#### MATERIAL FOR THE TASK ####

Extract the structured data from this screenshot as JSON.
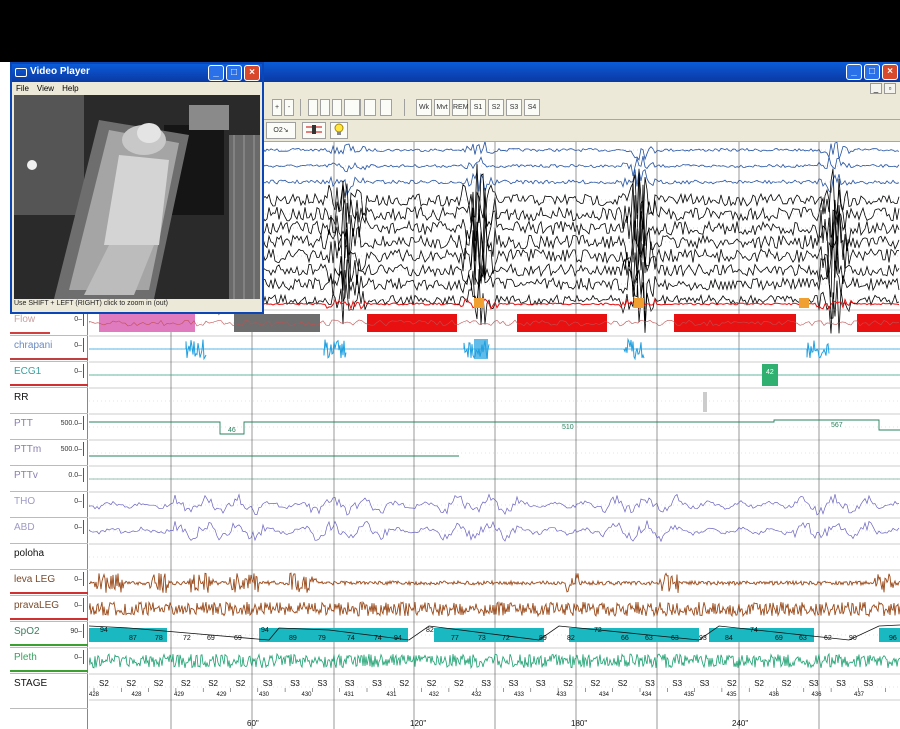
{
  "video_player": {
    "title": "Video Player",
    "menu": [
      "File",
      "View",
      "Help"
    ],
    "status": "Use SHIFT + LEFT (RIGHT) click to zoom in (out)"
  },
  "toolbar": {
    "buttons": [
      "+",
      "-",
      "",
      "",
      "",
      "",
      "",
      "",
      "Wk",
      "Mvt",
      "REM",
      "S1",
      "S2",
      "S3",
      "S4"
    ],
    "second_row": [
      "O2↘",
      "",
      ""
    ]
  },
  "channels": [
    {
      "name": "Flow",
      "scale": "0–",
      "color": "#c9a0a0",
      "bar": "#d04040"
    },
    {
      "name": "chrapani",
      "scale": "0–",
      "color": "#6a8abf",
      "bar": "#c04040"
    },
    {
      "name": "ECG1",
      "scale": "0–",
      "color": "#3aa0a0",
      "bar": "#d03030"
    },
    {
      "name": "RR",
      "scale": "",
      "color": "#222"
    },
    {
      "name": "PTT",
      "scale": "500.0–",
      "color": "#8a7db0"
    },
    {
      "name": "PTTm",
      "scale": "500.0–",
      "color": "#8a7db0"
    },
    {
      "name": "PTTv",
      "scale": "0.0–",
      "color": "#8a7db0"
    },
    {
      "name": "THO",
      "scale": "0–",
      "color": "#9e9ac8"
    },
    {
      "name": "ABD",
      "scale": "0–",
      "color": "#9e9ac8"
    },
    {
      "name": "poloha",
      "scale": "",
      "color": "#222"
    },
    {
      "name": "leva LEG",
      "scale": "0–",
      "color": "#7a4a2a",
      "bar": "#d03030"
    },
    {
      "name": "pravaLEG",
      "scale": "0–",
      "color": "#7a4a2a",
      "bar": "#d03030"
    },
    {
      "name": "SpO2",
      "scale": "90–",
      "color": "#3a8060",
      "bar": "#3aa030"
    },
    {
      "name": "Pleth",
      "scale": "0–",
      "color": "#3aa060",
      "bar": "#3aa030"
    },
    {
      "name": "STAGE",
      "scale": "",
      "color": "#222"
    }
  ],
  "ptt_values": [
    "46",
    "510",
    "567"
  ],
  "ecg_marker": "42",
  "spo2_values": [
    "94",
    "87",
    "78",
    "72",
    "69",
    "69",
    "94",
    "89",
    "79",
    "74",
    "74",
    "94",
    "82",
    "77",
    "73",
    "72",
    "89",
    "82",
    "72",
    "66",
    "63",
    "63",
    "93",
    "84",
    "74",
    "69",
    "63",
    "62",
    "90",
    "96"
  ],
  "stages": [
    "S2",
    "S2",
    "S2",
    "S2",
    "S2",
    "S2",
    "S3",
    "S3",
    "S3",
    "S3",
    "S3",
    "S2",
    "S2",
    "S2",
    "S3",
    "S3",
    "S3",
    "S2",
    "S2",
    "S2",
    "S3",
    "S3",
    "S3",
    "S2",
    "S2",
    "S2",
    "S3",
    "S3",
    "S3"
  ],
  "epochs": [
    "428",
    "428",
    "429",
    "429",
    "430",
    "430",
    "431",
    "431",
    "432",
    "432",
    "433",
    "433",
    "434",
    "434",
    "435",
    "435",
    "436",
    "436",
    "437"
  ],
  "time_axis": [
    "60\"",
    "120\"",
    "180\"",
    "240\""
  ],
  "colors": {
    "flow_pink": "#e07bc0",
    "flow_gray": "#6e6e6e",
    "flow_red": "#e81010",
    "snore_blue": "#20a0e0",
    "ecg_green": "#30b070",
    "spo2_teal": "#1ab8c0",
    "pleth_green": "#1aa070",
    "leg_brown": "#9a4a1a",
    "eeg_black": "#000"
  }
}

####
#### MATERIAL FOR THE TASK ####

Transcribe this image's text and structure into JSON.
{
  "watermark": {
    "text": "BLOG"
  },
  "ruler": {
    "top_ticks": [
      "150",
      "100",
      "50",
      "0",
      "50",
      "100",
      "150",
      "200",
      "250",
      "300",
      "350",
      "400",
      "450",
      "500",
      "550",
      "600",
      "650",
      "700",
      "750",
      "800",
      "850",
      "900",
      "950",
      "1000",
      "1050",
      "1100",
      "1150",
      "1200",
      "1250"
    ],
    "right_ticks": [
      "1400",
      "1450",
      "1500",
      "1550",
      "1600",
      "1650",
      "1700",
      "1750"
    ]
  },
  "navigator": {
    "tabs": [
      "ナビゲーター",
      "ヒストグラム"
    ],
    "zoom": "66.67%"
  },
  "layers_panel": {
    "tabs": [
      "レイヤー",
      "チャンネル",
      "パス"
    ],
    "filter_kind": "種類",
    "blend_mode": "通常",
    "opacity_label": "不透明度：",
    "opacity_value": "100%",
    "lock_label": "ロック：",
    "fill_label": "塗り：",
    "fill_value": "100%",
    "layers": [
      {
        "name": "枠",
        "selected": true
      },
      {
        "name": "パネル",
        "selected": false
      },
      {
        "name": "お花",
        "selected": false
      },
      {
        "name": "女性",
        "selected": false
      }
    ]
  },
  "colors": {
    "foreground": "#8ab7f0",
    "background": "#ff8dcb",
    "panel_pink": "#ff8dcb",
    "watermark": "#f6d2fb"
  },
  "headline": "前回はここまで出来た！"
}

####
#### MATERIAL FOR THE TASK ####

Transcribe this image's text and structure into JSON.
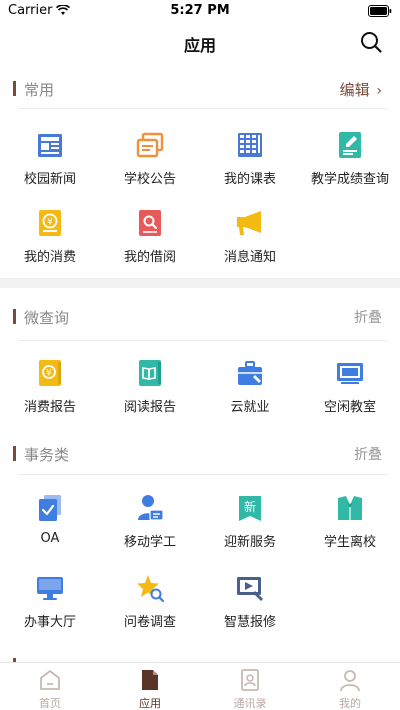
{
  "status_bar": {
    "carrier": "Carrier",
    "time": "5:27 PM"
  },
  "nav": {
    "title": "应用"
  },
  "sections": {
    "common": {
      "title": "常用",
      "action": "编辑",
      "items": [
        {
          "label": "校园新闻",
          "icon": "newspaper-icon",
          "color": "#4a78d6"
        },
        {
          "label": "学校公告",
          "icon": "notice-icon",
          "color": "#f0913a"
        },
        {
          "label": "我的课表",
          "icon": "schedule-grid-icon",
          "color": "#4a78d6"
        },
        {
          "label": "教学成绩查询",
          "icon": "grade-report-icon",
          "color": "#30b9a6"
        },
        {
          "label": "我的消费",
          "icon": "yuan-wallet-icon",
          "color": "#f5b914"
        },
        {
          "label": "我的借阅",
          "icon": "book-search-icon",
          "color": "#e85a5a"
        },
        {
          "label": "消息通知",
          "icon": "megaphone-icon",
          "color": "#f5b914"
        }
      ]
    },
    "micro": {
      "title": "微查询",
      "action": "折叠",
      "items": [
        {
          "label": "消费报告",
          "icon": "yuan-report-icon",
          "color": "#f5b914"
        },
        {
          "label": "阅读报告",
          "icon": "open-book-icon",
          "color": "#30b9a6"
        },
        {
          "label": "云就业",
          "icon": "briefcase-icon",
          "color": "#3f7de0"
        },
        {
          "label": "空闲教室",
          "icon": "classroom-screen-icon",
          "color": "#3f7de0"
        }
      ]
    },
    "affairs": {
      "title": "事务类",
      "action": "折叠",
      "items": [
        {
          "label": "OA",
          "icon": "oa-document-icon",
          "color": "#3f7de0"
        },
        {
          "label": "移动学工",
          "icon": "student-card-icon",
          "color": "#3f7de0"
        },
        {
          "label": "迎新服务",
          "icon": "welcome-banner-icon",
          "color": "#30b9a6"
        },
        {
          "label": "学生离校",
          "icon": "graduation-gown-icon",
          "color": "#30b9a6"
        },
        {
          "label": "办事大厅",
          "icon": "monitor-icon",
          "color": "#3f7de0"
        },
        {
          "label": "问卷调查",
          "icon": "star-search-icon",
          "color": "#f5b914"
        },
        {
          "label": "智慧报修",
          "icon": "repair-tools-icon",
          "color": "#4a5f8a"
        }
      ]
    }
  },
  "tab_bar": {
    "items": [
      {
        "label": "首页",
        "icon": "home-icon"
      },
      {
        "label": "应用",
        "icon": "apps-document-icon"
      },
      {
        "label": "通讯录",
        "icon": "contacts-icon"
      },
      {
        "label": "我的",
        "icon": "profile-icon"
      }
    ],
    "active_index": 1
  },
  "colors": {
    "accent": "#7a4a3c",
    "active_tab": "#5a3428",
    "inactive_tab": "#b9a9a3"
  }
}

####

Keep only the lines that hold the string "book", and copy them out.

REPLY TO THE EXERCISE:
          "icon": "book-search-icon",
          "icon": "open-book-icon",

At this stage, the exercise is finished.